▶ [BRIEF] Collect all lines from the listing that include the string "this".

▶ [SUPPLIED RECORDS]
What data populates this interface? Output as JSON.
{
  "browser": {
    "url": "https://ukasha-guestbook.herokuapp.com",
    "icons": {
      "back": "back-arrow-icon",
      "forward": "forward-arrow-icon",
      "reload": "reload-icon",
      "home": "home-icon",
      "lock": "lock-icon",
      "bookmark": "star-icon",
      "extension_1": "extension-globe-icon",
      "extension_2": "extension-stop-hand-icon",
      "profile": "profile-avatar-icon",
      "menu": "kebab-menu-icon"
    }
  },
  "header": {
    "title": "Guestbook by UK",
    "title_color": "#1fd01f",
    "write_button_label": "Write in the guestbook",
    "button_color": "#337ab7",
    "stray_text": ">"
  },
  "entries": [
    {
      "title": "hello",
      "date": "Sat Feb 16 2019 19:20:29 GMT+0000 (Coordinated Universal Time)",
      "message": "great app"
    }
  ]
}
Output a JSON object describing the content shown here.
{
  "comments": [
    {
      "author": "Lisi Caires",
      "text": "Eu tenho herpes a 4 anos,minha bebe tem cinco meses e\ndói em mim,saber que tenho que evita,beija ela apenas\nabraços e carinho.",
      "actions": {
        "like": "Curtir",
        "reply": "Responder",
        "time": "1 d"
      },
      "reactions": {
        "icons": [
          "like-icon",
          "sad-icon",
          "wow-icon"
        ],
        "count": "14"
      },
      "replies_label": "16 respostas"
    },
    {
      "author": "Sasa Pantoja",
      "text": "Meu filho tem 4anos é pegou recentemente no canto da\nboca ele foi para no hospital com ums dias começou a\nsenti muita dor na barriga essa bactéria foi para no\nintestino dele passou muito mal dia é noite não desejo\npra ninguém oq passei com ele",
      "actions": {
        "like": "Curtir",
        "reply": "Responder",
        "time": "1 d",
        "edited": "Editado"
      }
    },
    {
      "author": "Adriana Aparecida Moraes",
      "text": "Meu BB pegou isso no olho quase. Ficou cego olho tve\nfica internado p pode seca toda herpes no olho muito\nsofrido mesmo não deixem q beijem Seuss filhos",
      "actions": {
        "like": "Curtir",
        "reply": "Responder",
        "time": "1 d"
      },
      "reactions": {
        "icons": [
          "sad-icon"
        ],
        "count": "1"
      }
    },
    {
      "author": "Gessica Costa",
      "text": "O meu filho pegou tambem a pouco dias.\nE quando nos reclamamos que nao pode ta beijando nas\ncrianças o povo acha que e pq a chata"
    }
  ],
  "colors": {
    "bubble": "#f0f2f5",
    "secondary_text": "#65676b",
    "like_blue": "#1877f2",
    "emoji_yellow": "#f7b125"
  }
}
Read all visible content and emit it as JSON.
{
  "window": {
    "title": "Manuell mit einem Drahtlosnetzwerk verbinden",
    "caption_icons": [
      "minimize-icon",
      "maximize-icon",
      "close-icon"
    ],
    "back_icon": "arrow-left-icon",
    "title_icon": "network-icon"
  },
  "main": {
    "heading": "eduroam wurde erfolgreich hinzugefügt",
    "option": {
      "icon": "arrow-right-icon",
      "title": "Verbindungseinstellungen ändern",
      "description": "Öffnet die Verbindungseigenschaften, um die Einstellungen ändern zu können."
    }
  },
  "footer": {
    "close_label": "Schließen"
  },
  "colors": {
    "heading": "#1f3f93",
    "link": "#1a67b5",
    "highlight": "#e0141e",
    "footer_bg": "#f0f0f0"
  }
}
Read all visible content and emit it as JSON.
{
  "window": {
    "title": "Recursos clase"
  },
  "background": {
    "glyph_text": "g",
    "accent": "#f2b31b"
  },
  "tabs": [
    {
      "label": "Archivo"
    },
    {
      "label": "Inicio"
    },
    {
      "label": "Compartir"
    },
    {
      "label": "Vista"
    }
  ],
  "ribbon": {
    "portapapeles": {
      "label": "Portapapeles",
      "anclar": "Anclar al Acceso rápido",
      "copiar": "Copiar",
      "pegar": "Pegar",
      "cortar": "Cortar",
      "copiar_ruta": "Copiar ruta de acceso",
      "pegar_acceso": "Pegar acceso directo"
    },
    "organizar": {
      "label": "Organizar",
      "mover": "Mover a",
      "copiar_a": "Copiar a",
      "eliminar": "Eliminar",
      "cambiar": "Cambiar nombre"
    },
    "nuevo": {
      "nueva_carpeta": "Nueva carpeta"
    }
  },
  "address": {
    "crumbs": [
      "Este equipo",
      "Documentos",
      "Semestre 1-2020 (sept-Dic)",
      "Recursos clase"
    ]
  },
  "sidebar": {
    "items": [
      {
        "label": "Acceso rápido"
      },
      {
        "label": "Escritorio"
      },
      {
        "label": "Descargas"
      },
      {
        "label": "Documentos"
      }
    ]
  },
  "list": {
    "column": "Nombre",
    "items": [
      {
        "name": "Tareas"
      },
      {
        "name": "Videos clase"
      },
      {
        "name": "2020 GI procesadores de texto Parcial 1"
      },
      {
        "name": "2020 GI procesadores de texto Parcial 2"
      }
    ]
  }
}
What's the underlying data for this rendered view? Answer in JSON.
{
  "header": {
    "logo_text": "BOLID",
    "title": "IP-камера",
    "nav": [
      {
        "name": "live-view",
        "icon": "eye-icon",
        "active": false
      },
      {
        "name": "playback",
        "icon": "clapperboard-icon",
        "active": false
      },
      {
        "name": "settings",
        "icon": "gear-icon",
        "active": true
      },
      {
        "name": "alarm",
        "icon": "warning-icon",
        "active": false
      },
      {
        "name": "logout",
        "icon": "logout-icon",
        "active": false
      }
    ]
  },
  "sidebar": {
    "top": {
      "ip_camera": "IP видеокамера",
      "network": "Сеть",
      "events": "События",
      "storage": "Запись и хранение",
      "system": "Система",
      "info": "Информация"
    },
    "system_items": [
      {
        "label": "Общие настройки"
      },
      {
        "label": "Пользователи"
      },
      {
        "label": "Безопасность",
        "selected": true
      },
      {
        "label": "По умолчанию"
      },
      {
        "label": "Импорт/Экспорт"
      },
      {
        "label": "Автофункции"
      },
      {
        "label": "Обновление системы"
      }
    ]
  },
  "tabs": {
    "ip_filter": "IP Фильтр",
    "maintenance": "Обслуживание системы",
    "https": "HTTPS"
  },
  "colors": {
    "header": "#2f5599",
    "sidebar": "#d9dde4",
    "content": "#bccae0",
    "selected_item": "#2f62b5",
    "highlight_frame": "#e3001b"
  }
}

▶ [EXERCISE ANSWER]
What data populates this interface? Output as JSON.
What's the underlying data for this rendered view? Answer in JSON.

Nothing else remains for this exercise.